A l’occasion de l’année européenne du bénévolat et du volontariat, Viva 
vous propose, tout au long de l’année, une série d’articles sur 
l’engagement.

Frédéric Lefret est secrétaire général de l’Office franco-québécois pour 
la jeunesse (OFQJ) et expert au « Labo des engagements » de l’Agence 
pour le volontariat et la valorisation de l’engagement (AVE).

En matière de bénévolat, en quoi les mentalités et les modèles français 
et anglo-saxons sont-ils différents ?
Dans les pays anglo-saxons, l’engagement est naturel et culturel. Celui 
qui ne s’engage pas, notamment au Québec et au Canada, est plutôt mal 
considéré dans sa communauté. Alors qu’en France, si vous ne vous 
engagez pas, on ne vous dit rien, et on vous dit même parfois que c’est 
un peu délicat de s’engager sans être rémunéré. On le voit notamment 
dans l’engagement de la jeunesse : il y a énormément de jeunes qui 
participent à des associations, mais ils y sont en tant que 
consommateurs. C’est assez rare que, dans un club sportif ou culturel, 
les jeunes s’investissent dans l’encadrement.
Au Québec, le gouvernement a mis en place toute une politique de 
sensibilisation à l’entreprenariat, qui commence à la maternelle, et qui 
a pour objectif de rendre les jeunes le plus autonomes possible, qu’ils 
s’engagent.

Ce fort engagement des citoyens québécois ne vient-il pas pallier un 
manque d’implication de l’Etat ?
Non, pour les Québécois, il faut que le jeune soit le plus autonome 
possible et surtout le plus tôt. Ici (à l’Office franco-québécois pour 
la jeunesse, ndlr) on a encore des parents qui viennent inscrire des 
gamins de 22 ans ; là-bas non ! Un enfant de 14 ans qui va faire un 
week-end tout seul avec son copain en plein milieu de la forêt 
canadienne, ça ne choque personne. Il ne donne pas signe de vie pendant 
deux jours, ça ne choque personne. Parce que les parents considèrent 
qu’ils l’ont éduqué, qu’il a toutes les compétences, que normalement il 
doit savoir. En France, c’est quasi-impossible. Vous envoyez deux gamins 
de 14 ans tout seuls en forêt, le lendemain vous avez les gendarmes chez 
vous.

D’où viennent ces différences de mentalités ?

→ **TÂCHE COURTE 1**
Recopiez chacune des questions posées à Frédéric Lefret dans l'entretien sur le bénévolat.
→ **TÂCHE COURTE 2**
Poursuivez l'entretien sur le bénévolat en rédigeant la suite qui vient après sa dernière phrase.

→ **EXTRAIT DE DONNÉES**

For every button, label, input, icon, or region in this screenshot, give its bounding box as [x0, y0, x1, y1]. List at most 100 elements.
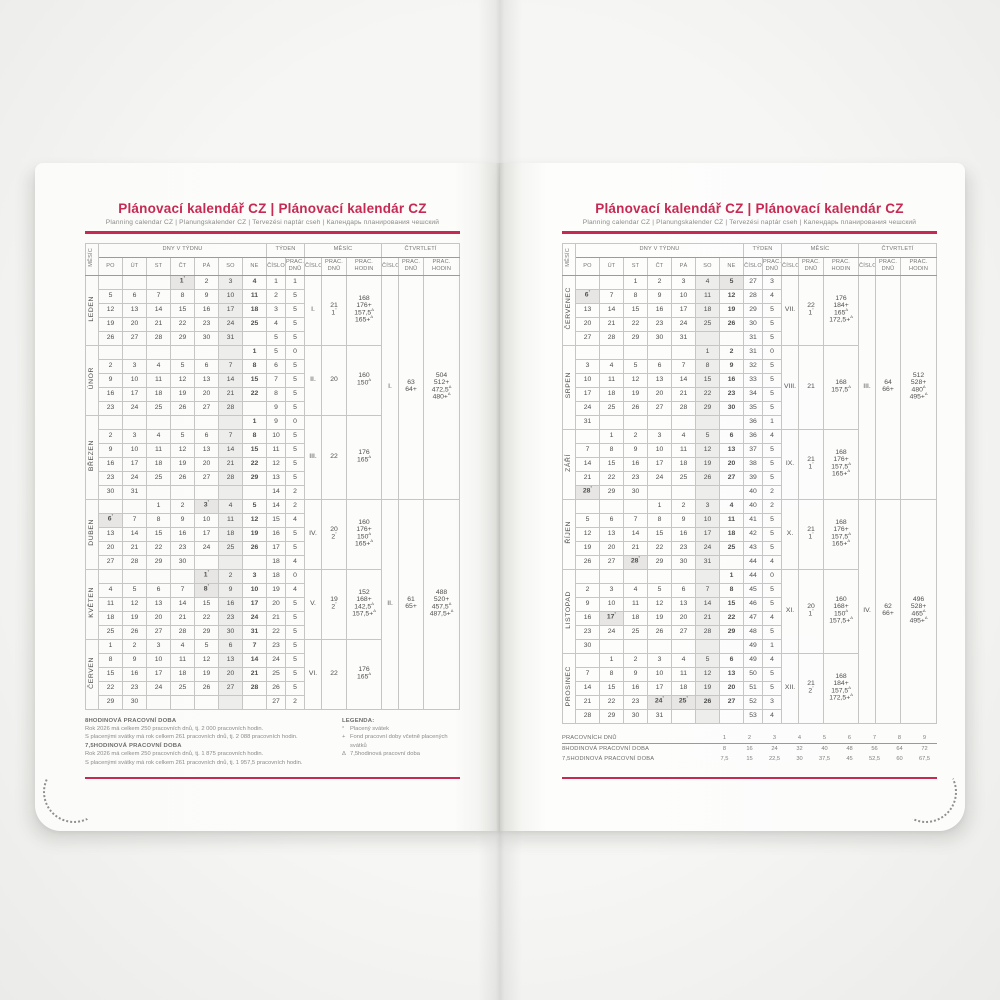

→ **RÉPONSE ATTENDUE 1**
- En matière de bénévolat, en quoi les mentalités et les modèles français et anglo-saxons sont-ils différents ?
- Ce fort engagement des citoyens québécois ne vient-il pas pallier un manque d'implication de l'Etat ?
- D'où viennent ces différences de mentalités ?

→ **RÉPONSE ATTENDUE 2**
Le Québec est un pays jeune, qui a 400 ans, c’est un pays pionnier. 
Quand vous arrivez dans un pays vierge, il n’y a pas de structure, il 
n’y a rien, vous vous débrouillez par vous-mêmes. Ça, ça reste. Nous, on 
a le poids de toute la structure millénaire. Et on se dit « je paye des 
impôts, donc je ne vais pas donner encore plus ». Dans la société 
anglo-saxonne, vous êtes culturellement « obligé » de donner : la 
pression sociale fait que, si celui qui a de l’argent ne donne pas, il y 
a un problème.

Est-ce une bonne solution de « forcer » l’engagement ? Cette pression 
sociale ne dénature-t-elle pas la sincérité de l’engagement ?
Ah non, au contraire, c’est le seul moyen. Plus les gens sont 
sensibilisés petits, mieux c’est. Parce que vous comprenez que 
s’investir, ça permet de faire bouger les choses et d’aider les autres, 
et c’est mieux pour toute la communauté.

L’engagement des jeunes est-il uniquement reconnu socialement ou a-t-il 
une reconnaissance officielle (valorisation des acquis de l’expérience, 
par exemple) ?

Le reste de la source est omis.